Brief. Gather every line from the entries below that includes "assignataire".

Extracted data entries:
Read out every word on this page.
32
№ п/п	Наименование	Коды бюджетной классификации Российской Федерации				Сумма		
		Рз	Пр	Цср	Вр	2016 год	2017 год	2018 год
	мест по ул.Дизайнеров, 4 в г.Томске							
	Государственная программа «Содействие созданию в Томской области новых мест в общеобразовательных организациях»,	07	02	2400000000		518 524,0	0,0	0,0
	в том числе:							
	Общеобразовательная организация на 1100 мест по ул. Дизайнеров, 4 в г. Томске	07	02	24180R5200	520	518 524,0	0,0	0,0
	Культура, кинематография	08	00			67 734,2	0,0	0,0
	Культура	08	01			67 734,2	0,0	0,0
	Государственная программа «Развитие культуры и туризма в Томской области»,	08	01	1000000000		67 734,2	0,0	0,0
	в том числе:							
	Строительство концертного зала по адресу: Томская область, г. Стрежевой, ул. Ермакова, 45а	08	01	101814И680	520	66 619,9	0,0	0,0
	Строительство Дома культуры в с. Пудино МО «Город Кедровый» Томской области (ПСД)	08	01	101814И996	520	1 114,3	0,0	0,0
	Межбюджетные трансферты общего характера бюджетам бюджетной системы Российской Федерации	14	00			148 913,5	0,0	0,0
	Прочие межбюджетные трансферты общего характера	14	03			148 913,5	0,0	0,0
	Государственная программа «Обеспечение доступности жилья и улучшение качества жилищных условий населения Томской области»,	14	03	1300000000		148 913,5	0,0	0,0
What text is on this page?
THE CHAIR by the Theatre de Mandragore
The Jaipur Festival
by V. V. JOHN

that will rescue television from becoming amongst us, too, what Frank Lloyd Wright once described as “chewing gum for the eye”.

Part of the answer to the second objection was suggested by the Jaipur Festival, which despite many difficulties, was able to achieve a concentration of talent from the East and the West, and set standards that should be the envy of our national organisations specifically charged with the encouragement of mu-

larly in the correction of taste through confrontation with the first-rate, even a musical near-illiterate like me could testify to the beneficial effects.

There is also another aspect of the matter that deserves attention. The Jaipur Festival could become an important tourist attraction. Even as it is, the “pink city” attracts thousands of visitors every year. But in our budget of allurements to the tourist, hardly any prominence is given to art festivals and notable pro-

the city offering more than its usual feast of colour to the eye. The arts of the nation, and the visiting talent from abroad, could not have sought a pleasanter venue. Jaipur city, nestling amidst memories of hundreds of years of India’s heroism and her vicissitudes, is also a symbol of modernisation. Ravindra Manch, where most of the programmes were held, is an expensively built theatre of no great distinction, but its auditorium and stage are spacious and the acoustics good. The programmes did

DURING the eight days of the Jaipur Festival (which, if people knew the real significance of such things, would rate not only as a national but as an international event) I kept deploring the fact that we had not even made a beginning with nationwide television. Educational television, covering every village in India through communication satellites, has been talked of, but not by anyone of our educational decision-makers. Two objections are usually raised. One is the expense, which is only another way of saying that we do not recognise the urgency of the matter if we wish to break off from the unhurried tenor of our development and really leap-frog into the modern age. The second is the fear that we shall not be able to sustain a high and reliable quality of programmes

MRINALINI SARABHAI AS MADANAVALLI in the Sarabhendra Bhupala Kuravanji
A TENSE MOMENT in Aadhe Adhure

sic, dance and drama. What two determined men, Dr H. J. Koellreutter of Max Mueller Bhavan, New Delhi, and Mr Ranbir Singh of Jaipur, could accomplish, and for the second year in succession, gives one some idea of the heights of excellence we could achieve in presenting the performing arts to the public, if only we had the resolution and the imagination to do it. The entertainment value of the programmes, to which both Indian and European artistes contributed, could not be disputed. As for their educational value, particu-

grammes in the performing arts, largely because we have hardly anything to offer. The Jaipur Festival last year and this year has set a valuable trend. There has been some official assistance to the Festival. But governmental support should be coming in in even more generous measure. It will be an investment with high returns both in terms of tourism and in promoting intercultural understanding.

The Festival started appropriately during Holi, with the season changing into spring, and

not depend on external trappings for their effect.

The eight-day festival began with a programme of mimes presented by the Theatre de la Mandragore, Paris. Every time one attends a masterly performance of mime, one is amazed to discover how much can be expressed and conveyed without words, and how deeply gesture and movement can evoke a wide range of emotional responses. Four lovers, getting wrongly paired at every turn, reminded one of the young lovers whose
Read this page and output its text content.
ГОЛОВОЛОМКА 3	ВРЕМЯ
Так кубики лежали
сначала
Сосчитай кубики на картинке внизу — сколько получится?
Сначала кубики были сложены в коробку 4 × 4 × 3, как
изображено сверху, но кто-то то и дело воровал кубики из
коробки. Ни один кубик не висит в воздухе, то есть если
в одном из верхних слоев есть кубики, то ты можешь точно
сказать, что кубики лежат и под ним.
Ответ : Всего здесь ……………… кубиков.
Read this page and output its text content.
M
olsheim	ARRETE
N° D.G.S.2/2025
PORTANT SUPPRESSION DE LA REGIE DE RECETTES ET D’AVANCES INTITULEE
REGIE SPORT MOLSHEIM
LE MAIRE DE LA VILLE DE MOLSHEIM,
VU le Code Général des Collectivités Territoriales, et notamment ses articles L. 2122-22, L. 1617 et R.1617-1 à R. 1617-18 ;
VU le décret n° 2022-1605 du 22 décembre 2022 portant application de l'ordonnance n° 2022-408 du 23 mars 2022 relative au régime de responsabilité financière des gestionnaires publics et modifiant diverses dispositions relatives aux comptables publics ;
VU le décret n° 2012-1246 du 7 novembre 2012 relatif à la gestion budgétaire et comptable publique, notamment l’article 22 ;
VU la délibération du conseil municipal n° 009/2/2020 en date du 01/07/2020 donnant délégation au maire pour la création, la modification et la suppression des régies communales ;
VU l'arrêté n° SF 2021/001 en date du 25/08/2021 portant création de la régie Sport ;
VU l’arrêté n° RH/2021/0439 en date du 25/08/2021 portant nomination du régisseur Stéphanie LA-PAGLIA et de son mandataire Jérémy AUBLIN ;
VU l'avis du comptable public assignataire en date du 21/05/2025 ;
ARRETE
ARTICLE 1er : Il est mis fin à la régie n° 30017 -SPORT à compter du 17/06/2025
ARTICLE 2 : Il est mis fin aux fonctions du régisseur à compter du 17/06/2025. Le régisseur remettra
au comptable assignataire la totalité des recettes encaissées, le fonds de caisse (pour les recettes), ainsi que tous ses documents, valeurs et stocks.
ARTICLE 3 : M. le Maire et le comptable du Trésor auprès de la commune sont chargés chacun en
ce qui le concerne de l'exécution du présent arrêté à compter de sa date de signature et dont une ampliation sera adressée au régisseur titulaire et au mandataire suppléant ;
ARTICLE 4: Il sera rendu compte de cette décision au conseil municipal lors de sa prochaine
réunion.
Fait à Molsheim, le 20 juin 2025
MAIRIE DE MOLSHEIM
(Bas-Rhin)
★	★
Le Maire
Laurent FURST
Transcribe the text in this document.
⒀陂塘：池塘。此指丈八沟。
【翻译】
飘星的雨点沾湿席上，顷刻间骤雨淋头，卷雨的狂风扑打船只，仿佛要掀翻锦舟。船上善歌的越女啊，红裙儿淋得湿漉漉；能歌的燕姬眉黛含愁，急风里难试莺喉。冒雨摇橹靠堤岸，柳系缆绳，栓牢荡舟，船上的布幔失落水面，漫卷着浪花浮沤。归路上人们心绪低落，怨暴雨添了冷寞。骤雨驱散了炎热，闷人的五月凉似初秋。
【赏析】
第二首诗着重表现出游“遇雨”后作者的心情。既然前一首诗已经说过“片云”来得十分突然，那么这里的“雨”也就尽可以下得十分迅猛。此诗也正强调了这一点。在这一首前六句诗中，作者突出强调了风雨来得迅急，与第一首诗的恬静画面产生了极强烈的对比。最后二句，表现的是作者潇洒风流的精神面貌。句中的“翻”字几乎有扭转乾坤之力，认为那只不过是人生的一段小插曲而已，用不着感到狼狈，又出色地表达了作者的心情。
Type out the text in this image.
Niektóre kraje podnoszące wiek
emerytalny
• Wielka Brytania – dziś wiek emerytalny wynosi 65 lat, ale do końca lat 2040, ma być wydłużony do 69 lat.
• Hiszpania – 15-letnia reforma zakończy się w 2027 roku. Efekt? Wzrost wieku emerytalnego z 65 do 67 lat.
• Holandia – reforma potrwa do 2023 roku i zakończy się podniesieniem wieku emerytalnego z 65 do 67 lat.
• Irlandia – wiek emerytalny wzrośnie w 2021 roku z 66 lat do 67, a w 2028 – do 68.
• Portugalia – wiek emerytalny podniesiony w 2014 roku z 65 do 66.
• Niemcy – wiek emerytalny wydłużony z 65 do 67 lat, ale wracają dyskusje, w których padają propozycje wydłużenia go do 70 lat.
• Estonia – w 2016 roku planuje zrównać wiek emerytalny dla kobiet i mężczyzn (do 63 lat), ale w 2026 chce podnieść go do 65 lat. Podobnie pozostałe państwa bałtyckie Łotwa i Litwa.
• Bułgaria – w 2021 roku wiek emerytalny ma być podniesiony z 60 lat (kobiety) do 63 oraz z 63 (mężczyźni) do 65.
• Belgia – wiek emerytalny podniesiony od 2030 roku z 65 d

Complete answer.
VU l'avis du comptable public assignataire en date du 21/05/2025 ;
au comptable assignataire la totalité des recettes encaissées, le fonds de caisse (pour les recettes), ainsi que tous ses documents, valeurs et stocks.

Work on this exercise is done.